→ Directive
Set down each record below precisely, skipping the pictures.
··· Records for the exercise ···
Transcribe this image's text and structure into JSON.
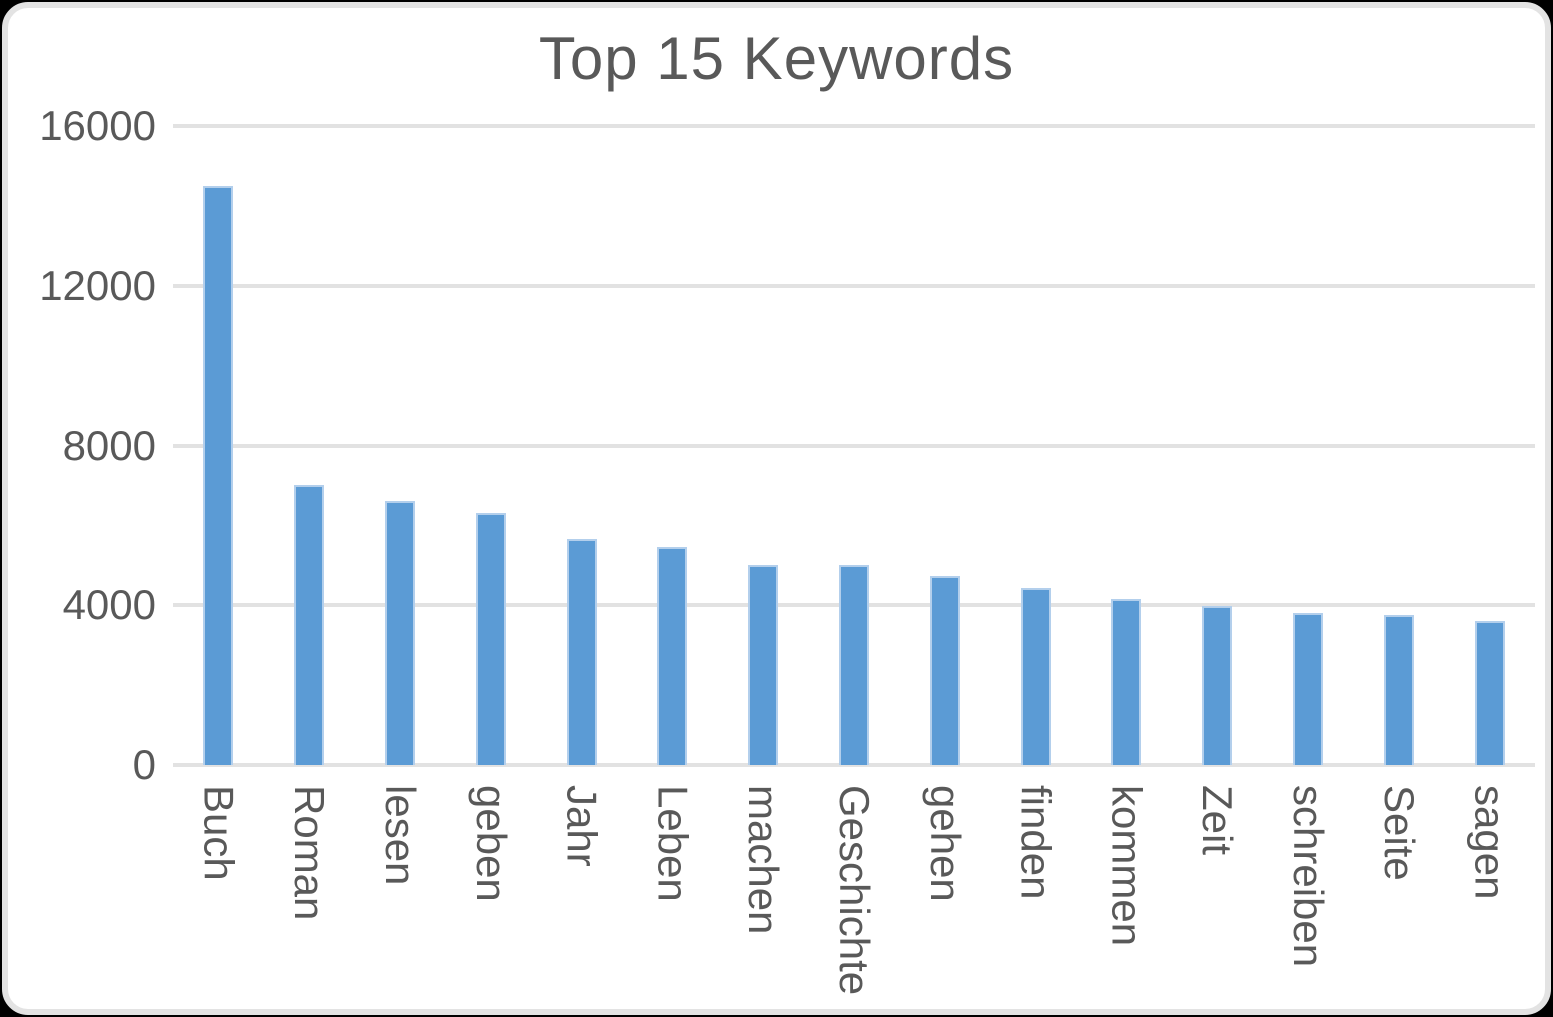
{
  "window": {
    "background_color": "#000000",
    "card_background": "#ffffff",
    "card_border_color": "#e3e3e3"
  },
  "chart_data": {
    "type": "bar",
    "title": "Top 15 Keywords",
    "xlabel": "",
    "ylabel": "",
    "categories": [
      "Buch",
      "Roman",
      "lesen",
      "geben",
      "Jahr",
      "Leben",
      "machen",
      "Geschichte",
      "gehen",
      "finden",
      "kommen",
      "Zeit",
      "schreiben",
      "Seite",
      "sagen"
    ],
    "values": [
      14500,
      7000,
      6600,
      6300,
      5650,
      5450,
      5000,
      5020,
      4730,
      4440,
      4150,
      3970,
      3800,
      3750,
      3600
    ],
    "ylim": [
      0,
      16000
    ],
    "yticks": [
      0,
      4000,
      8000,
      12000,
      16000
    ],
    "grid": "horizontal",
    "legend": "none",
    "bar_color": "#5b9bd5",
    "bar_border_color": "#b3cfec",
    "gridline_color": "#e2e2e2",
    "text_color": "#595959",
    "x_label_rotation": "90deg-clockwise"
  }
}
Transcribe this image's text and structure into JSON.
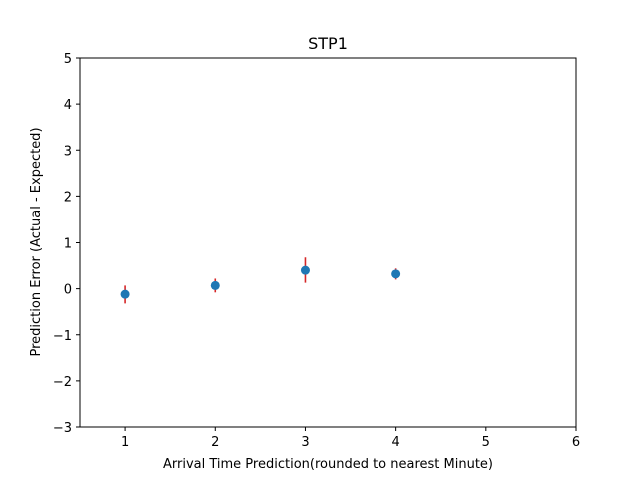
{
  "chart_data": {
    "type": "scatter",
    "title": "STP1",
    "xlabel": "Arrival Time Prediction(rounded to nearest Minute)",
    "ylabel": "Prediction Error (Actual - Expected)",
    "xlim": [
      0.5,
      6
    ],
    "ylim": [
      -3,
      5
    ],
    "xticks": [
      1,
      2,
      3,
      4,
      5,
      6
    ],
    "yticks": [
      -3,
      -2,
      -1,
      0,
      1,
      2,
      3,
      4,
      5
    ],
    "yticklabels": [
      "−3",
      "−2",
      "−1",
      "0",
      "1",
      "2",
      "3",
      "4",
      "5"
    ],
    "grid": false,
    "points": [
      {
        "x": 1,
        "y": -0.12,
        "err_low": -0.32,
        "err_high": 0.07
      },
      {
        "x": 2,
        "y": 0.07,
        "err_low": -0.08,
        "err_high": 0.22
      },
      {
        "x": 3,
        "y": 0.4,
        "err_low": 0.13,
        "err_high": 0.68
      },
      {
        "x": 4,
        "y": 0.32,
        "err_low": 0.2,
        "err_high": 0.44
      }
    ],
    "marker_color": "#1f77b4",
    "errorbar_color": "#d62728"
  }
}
···
→ Task solution
Transcribe this image's text and structure into JSON.
{
  "window": {
    "background_color": "#000000",
    "card_background": "#ffffff",
    "card_border_color": "#e3e3e3"
  },
  "chart_data": {
    "type": "bar",
    "title": "Top 15 Keywords",
    "xlabel": "",
    "ylabel": "",
    "categories": [
      "Buch",
      "Roman",
      "lesen",
      "geben",
      "Jahr",
      "Leben",
      "machen",
      "Geschichte",
      "gehen",
      "finden",
      "kommen",
      "Zeit",
      "schreiben",
      "Seite",
      "sagen"
    ],
    "values": [
      14500,
      7000,
      6600,
      6300,
      5650,
      5450,
      5000,
      5020,
      4730,
      4440,
      4150,
      3970,
      3800,
      3750,
      3600
    ],
    "ylim": [
      0,
      16000
    ],
    "yticks": [
      0,
      4000,
      8000,
      12000,
      16000
    ],
    "grid": "horizontal",
    "legend": "none",
    "bar_color": "#5b9bd5",
    "bar_border_color": "#b3cfec",
    "gridline_color": "#e2e2e2",
    "text_color": "#595959",
    "x_label_rotation": "90deg-clockwise"
  }
}
Transcribe this image's text and structure into JSON.
{
  "chart_data": {
    "type": "scatter",
    "title": "STP1",
    "xlabel": "Arrival Time Prediction(rounded to nearest Minute)",
    "ylabel": "Prediction Error (Actual - Expected)",
    "xlim": [
      0.5,
      6
    ],
    "ylim": [
      -3,
      5
    ],
    "xticks": [
      1,
      2,
      3,
      4,
      5,
      6
    ],
    "yticks": [
      -3,
      -2,
      -1,
      0,
      1,
      2,
      3,
      4,
      5
    ],
    "yticklabels": [
      "−3",
      "−2",
      "−1",
      "0",
      "1",
      "2",
      "3",
      "4",
      "5"
    ],
    "grid": false,
    "points": [
      {
        "x": 1,
        "y": -0.12,
        "err_low": -0.32,
        "err_high": 0.07
      },
      {
        "x": 2,
        "y": 0.07,
        "err_low": -0.08,
        "err_high": 0.22
      },
      {
        "x": 3,
        "y": 0.4,
        "err_low": 0.13,
        "err_high": 0.68
      },
      {
        "x": 4,
        "y": 0.32,
        "err_low": 0.2,
        "err_high": 0.44
      }
    ],
    "marker_color": "#1f77b4",
    "errorbar_color": "#d62728"
  }
}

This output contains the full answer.